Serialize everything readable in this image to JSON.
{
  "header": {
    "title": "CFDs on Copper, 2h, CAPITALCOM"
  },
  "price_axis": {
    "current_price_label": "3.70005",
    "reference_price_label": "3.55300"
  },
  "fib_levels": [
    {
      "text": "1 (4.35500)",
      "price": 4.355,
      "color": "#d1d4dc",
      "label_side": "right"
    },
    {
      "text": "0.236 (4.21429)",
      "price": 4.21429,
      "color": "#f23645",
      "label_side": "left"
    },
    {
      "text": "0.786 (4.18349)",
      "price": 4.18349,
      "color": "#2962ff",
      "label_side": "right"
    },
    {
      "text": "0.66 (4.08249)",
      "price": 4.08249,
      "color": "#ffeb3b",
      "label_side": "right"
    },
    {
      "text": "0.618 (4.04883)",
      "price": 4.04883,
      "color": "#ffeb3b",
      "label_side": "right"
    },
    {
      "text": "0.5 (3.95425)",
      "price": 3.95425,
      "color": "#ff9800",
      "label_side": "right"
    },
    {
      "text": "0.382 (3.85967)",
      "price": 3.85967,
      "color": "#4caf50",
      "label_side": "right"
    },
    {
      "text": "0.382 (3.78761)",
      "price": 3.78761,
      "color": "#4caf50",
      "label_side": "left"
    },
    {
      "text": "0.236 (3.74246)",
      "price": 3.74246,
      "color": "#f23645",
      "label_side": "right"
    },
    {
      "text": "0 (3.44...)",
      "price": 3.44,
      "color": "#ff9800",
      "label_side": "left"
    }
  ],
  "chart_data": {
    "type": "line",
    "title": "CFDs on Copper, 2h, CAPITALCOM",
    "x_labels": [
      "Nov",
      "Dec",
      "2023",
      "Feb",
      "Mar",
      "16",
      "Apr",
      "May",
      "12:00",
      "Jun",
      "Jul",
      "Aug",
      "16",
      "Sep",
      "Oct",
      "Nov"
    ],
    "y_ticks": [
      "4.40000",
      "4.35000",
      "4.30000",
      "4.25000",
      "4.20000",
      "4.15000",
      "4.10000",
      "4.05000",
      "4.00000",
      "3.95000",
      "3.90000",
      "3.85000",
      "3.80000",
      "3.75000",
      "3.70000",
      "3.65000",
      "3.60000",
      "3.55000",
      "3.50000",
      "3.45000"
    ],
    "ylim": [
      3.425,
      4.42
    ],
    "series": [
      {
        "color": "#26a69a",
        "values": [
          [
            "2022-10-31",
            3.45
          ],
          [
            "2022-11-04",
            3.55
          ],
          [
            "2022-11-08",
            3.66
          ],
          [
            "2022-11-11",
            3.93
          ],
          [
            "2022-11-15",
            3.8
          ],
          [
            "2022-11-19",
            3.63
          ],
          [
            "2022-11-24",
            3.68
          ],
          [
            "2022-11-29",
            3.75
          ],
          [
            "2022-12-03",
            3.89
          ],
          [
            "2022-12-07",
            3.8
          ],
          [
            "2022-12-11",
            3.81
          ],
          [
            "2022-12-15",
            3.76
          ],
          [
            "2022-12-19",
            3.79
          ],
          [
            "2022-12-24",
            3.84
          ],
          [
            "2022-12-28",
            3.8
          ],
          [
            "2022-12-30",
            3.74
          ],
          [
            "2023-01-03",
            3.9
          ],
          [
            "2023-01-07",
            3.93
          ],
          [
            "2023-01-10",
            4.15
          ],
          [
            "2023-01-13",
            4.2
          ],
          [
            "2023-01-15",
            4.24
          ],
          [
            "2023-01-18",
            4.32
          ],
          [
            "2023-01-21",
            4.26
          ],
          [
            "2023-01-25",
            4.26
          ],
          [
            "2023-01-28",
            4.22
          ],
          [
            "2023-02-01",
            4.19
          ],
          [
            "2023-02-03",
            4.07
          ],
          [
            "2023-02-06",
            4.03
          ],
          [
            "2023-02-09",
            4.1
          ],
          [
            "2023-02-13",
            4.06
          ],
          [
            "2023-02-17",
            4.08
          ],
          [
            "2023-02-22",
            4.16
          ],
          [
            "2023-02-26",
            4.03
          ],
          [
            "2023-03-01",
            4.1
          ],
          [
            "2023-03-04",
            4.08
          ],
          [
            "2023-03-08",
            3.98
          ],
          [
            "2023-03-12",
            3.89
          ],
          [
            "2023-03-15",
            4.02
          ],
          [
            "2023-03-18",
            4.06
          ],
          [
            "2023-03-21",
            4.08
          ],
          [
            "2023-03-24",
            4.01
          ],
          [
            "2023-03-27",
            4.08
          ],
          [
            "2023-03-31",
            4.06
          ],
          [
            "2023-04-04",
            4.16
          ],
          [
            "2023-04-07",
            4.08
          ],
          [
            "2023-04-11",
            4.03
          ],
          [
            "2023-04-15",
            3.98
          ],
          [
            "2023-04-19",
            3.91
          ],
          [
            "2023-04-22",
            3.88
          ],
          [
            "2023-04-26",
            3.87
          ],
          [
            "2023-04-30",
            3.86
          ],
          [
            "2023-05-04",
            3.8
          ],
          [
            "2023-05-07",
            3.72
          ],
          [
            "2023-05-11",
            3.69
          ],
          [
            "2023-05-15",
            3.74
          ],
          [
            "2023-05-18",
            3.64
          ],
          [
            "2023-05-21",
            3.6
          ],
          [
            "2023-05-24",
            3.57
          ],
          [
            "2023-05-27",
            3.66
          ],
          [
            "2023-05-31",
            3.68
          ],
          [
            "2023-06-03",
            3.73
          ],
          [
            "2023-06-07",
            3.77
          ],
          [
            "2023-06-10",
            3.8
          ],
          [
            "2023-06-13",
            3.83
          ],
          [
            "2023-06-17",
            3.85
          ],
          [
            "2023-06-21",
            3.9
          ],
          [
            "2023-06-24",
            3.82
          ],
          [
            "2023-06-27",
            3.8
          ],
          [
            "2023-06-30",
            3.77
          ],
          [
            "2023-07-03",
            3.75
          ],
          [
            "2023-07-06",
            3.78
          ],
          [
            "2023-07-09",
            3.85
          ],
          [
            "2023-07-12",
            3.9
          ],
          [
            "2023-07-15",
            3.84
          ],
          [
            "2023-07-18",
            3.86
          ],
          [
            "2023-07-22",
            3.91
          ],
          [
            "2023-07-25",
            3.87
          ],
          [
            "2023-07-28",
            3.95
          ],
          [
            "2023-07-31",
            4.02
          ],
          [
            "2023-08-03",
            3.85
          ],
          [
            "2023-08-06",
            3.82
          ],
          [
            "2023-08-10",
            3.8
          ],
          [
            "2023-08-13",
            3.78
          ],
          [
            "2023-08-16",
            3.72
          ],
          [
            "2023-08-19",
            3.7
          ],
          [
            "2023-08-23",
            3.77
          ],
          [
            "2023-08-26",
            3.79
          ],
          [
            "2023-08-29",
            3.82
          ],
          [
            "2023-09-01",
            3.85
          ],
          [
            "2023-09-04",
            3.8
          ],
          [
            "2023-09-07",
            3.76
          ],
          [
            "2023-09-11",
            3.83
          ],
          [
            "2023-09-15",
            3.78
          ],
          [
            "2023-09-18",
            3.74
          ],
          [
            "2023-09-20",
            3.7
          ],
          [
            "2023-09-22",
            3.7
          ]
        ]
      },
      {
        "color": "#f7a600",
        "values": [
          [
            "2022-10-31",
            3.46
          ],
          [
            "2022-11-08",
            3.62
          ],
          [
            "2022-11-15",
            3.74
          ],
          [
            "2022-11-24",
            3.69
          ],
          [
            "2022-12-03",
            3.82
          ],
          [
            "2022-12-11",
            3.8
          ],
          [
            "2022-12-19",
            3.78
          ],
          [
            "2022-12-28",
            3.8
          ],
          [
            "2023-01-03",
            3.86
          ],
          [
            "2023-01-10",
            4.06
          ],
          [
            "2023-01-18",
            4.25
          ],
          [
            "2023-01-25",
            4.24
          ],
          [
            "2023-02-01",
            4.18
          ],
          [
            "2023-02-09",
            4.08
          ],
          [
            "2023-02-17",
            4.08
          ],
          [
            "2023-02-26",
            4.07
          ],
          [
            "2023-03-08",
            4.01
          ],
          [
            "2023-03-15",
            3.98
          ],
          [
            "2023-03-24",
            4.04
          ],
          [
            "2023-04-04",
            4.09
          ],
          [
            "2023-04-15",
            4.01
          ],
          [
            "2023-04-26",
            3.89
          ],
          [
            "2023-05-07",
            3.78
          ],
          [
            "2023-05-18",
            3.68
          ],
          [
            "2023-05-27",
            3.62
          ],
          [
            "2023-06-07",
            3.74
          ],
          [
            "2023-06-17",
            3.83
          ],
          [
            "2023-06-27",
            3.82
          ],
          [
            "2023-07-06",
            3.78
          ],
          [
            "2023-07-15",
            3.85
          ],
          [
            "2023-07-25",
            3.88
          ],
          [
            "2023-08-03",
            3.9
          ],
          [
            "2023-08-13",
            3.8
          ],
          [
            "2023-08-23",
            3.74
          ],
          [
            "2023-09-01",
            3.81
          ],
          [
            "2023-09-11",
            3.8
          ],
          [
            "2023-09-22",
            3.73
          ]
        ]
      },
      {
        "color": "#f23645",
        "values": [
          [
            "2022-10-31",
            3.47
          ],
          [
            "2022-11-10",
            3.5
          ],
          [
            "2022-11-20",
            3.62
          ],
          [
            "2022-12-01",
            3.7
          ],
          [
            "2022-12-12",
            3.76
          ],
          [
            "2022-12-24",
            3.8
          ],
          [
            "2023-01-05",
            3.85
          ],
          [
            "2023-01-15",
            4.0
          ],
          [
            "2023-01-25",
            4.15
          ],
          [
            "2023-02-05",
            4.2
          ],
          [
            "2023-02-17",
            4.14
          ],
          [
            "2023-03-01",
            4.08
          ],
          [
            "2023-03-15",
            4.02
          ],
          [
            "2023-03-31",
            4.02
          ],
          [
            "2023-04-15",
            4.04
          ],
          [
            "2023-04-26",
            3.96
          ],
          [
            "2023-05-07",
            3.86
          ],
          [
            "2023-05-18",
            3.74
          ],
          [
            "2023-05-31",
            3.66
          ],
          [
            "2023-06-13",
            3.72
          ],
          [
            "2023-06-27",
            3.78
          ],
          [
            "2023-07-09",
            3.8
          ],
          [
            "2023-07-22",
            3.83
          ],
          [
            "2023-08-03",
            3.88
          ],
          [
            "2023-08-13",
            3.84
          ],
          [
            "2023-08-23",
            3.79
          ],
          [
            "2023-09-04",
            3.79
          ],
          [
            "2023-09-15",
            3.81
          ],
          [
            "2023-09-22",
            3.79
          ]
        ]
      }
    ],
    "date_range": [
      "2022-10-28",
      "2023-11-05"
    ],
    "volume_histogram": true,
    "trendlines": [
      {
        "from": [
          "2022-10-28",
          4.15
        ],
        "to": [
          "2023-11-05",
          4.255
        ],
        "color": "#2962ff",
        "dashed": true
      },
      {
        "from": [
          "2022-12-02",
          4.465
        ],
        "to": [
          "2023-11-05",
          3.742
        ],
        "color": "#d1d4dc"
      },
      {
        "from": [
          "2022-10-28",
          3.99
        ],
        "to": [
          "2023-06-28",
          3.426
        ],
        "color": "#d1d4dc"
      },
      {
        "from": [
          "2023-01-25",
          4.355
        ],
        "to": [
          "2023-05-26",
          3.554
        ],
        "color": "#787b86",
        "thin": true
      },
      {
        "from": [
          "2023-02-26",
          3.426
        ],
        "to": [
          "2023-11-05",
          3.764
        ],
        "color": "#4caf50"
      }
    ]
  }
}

§ Aim of the exercise
Return from the data every line that holds "Copper".

§ Finished exercise
    "title": "CFDs on Copper, 2h, CAPITALCOM"
    "title": "CFDs on Copper, 2h, CAPITALCOM",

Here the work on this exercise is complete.